** begin Stored data **

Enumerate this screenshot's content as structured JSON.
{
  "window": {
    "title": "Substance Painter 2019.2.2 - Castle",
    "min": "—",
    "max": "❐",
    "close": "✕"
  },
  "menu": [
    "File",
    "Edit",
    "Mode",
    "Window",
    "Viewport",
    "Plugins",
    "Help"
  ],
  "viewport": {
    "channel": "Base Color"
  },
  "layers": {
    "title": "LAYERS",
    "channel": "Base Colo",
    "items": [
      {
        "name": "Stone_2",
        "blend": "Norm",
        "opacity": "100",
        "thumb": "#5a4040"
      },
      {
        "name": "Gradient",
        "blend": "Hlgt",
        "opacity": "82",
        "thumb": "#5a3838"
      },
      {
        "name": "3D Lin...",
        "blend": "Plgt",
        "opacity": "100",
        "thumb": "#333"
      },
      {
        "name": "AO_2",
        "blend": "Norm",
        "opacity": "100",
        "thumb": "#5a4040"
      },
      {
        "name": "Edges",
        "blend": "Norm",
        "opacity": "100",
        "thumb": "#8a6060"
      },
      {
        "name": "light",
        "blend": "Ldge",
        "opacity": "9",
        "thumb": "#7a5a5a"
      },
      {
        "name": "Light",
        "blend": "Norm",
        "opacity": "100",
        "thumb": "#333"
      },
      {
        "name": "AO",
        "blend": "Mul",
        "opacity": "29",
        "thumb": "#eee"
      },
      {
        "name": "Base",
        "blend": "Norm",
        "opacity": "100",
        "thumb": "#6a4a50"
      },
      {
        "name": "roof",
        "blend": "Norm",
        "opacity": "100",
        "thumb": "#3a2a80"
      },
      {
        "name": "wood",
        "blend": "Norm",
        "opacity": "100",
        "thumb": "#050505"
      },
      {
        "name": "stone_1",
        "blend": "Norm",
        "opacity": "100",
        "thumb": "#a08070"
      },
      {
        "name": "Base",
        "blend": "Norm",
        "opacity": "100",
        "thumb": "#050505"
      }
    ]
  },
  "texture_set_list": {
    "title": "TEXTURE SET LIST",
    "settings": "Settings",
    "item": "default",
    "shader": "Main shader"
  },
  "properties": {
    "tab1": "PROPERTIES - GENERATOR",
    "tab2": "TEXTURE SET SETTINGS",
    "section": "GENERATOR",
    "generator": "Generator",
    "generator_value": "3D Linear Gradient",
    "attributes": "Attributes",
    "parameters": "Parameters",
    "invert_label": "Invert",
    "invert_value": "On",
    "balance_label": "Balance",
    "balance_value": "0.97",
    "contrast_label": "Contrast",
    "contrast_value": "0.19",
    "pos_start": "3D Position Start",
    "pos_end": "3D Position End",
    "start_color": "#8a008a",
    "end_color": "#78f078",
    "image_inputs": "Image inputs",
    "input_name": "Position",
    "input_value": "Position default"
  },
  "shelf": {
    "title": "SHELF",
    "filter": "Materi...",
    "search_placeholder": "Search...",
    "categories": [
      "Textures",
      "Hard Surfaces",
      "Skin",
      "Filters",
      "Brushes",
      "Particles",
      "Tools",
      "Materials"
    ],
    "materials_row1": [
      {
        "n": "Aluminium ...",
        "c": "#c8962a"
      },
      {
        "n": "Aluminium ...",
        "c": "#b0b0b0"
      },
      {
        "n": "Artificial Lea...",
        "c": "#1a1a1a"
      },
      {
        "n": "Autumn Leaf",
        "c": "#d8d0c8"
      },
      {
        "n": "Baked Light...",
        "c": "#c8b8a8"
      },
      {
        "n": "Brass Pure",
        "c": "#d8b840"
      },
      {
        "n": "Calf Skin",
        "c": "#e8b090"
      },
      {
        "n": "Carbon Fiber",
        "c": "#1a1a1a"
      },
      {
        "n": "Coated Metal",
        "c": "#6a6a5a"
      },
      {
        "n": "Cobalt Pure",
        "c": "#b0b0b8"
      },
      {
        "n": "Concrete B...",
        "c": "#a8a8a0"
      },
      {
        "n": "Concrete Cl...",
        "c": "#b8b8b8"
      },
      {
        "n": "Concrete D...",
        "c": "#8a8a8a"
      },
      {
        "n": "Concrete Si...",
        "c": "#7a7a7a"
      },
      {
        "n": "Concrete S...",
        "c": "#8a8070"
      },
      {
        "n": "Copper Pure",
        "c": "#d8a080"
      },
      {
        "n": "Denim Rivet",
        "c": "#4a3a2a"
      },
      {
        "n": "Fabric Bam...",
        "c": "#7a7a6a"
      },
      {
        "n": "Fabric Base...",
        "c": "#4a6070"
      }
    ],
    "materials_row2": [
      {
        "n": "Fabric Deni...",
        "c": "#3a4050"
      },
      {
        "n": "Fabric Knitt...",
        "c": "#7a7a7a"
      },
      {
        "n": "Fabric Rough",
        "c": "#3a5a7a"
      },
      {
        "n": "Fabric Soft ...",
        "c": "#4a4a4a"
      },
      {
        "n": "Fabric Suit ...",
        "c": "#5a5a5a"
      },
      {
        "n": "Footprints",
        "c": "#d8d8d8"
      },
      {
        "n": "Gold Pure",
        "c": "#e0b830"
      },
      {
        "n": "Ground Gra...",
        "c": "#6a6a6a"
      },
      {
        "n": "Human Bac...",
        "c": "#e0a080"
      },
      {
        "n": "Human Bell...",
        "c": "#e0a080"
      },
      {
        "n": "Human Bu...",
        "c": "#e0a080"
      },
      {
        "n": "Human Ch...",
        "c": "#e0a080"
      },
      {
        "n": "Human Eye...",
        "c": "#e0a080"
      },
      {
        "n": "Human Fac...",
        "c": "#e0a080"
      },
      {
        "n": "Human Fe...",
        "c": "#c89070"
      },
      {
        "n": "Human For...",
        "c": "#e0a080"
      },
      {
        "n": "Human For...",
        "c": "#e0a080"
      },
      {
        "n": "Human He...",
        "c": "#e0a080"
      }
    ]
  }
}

** end Stored data **

Pull every line containing the word "default" out of the material.

◆ Answer to the problem:
    "item": "default",
    "input_value": "Position default"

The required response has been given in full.